■ **Work to do**
The records below are to be repeated in full, exactly as they are.

■ **Given records**
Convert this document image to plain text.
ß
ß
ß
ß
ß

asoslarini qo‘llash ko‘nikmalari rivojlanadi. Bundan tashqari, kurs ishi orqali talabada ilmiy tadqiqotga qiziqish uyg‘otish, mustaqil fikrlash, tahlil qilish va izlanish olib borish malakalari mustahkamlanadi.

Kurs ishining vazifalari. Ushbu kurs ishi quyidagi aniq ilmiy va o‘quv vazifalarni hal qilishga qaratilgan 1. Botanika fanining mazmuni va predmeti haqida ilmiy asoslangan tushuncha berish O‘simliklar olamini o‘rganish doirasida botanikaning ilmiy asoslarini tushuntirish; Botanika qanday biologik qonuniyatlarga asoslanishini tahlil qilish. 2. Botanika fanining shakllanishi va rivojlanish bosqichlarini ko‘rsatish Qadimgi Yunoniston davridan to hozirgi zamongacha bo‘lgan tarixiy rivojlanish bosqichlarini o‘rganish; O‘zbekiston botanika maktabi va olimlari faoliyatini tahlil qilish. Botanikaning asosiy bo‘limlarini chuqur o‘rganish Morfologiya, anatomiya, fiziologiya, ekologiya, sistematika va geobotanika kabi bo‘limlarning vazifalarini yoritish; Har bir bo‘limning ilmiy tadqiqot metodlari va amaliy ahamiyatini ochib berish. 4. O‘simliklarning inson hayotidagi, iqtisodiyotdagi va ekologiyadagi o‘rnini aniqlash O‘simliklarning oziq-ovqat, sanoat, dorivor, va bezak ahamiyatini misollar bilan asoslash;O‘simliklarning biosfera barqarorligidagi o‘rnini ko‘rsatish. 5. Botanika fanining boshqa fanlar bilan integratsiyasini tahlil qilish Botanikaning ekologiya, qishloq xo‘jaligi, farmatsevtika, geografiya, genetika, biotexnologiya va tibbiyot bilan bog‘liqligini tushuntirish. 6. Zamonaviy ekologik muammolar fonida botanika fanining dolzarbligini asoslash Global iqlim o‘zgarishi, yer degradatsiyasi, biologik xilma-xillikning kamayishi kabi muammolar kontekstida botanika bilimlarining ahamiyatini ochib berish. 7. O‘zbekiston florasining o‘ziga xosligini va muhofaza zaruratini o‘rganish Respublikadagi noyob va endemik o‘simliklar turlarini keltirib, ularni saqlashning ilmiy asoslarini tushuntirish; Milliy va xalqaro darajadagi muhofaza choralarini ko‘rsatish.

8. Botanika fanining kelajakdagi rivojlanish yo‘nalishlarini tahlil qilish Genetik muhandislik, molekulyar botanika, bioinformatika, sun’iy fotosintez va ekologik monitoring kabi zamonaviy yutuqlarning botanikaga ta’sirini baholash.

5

■ **Solution**
Convert this document image to plain text.
ß
ß
ß
ß
ß

asoslarini qo‘llash ko‘nikmalari rivojlanadi. Bundan tashqari, kurs ishi orqali talabada ilmiy tadqiqotga qiziqish uyg‘otish, mustaqil fikrlash, tahlil qilish va izlanish olib borish malakalari mustahkamlanadi.

Kurs ishining vazifalari. Ushbu kurs ishi quyidagi aniq ilmiy va o‘quv vazifalarni hal qilishga qaratilgan 1. Botanika fanining mazmuni va predmeti haqida ilmiy asoslangan tushuncha berish O‘simliklar olamini o‘rganish doirasida botanikaning ilmiy asoslarini tushuntirish; Botanika qanday biologik qonuniyatlarga asoslanishini tahlil qilish. 2. Botanika fanining shakllanishi va rivojlanish bosqichlarini ko‘rsatish Qadimgi Yunoniston davridan to hozirgi zamongacha bo‘lgan tarixiy rivojlanish bosqichlarini o‘rganish; O‘zbekiston botanika maktabi va olimlari faoliyatini tahlil qilish. Botanikaning asosiy bo‘limlarini chuqur o‘rganish Morfologiya, anatomiya, fiziologiya, ekologiya, sistematika va geobotanika kabi bo‘limlarning vazifalarini yoritish; Har bir bo‘limning ilmiy tadqiqot metodlari va amaliy ahamiyatini ochib berish. 4. O‘simliklarning inson hayotidagi, iqtisodiyotdagi va ekologiyadagi o‘rnini aniqlash O‘simliklarning oziq-ovqat, sanoat, dorivor, va bezak ahamiyatini misollar bilan asoslash;O‘simliklarning biosfera barqarorligidagi o‘rnini ko‘rsatish. 5. Botanika fanining boshqa fanlar bilan integratsiyasini tahlil qilish Botanikaning ekologiya, qishloq xo‘jaligi, farmatsevtika, geografiya, genetika, biotexnologiya va tibbiyot bilan bog‘liqligini tushuntirish. 6. Zamonaviy ekologik muammolar fonida botanika fanining dolzarbligini asoslash Global iqlim o‘zgarishi, yer degradatsiyasi, biologik xilma-xillikning kamayishi kabi muammolar kontekstida botanika bilimlarining ahamiyatini ochib berish. 7. O‘zbekiston florasining o‘ziga xosligini va muhofaza zaruratini o‘rganish Respublikadagi noyob va endemik o‘simliklar turlarini keltirib, ularni saqlashning ilmiy asoslarini tushuntirish; Milliy va xalqaro darajadagi muhofaza choralarini ko‘rsatish.

8. Botanika fanining kelajakdagi rivojlanish yo‘nalishlarini tahlil qilish Genetik muhandislik, molekulyar botanika, bioinformatika, sun’iy fotosintez va ekologik monitoring kabi zamonaviy yutuqlarning botanikaga ta’sirini baholash.

5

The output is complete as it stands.